Task:
Read the lines below. Copy out any that hold the string "cantabria".

[Collection entries]
══════════

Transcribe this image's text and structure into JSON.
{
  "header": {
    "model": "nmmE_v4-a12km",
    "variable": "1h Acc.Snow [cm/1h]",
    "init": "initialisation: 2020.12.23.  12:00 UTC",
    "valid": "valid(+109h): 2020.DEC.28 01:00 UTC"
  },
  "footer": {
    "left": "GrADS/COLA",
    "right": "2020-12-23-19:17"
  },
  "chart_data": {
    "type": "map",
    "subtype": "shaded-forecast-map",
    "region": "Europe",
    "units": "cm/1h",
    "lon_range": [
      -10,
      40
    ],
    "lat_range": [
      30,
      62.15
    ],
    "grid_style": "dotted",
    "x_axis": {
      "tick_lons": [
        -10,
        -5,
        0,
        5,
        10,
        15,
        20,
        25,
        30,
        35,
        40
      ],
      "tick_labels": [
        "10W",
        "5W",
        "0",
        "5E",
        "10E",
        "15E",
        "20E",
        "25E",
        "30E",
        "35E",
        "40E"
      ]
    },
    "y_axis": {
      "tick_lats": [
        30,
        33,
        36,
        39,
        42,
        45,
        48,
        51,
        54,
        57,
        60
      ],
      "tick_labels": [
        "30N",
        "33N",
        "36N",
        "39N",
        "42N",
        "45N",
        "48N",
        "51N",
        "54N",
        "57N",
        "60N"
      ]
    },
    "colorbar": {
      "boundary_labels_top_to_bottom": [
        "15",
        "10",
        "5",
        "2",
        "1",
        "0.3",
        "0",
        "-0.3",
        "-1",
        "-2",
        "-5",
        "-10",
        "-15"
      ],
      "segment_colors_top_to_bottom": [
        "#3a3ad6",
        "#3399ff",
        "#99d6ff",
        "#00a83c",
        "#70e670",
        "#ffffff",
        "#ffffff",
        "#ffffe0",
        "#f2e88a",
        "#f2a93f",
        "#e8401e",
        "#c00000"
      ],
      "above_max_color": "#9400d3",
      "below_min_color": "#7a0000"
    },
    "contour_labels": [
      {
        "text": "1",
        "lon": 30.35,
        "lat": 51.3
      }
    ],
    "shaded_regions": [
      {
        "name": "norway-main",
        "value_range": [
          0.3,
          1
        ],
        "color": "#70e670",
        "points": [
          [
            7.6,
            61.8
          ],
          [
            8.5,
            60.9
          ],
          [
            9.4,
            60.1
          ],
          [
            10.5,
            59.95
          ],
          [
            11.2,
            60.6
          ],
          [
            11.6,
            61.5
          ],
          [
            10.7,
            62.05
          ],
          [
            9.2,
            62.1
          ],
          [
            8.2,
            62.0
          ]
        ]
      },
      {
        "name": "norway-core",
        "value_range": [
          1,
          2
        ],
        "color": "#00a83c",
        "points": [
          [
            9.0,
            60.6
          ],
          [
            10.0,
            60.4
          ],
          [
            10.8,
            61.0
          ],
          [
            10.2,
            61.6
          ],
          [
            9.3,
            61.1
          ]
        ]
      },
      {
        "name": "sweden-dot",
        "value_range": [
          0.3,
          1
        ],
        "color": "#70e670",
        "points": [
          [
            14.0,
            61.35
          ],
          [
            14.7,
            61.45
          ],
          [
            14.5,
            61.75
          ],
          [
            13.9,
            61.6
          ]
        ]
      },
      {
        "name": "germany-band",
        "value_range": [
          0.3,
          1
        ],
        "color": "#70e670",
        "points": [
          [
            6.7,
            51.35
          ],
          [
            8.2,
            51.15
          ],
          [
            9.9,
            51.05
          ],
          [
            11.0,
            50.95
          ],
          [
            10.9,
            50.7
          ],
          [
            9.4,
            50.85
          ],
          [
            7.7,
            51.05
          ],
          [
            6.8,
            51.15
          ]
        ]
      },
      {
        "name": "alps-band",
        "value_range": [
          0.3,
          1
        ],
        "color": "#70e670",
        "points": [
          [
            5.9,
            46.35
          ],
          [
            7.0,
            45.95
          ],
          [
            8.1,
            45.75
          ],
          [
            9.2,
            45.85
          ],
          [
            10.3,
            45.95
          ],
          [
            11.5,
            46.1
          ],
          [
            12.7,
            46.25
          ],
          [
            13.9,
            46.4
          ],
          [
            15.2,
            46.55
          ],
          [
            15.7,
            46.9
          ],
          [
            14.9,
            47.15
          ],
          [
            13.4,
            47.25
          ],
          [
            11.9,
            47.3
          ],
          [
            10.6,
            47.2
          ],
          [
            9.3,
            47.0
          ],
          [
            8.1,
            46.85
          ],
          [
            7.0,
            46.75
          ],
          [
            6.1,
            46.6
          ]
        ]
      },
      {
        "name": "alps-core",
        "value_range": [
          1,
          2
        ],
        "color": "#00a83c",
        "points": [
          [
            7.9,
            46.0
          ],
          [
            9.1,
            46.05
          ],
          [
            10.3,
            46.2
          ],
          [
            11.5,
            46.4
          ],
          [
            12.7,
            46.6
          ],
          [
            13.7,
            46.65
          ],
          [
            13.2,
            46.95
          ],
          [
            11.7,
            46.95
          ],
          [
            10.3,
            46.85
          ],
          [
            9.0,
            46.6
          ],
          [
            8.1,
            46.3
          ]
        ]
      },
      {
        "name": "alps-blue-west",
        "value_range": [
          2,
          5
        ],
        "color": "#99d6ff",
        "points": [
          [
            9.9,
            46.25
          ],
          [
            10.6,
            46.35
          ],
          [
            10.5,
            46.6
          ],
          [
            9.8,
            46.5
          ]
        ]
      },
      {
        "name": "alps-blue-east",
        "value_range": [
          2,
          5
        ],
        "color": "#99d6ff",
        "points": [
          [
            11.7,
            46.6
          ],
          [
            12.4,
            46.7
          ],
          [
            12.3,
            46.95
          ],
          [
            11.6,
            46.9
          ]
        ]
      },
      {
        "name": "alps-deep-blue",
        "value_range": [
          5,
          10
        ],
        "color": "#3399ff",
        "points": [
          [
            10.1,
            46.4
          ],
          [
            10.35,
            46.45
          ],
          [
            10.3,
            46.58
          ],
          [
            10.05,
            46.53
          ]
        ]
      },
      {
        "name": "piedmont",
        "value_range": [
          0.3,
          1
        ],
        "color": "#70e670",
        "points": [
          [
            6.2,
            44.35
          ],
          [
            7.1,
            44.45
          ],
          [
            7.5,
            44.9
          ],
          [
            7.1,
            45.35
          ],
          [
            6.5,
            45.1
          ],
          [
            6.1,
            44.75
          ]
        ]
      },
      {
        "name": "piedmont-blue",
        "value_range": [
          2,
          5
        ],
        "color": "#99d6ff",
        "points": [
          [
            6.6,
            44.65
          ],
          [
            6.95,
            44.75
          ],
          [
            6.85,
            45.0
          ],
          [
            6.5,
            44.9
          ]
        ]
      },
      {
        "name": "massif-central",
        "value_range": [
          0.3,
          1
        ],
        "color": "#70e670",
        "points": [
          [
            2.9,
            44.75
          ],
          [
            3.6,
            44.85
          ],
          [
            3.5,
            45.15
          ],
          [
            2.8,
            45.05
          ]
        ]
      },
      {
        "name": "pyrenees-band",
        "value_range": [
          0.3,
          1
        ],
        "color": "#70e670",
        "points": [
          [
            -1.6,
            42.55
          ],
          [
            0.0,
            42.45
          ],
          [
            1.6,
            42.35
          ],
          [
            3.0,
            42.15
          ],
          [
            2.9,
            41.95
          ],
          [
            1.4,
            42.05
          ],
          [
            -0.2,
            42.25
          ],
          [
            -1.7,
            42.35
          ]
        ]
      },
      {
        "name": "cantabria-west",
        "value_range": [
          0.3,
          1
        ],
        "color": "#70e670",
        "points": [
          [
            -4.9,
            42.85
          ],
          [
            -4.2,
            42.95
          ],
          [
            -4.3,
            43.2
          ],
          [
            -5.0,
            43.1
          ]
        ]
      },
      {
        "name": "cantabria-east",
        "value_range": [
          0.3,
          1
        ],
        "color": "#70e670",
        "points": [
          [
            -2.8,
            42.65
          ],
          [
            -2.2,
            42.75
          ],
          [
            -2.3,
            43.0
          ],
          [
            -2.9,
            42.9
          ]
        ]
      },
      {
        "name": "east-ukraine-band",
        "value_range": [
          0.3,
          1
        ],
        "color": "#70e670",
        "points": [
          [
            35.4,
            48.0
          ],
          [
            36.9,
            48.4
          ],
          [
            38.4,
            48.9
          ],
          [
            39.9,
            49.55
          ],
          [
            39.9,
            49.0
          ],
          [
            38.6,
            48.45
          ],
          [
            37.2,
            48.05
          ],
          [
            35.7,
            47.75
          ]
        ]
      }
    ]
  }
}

══════════

Solution:
        "name": "cantabria-west",
        "name": "cantabria-east",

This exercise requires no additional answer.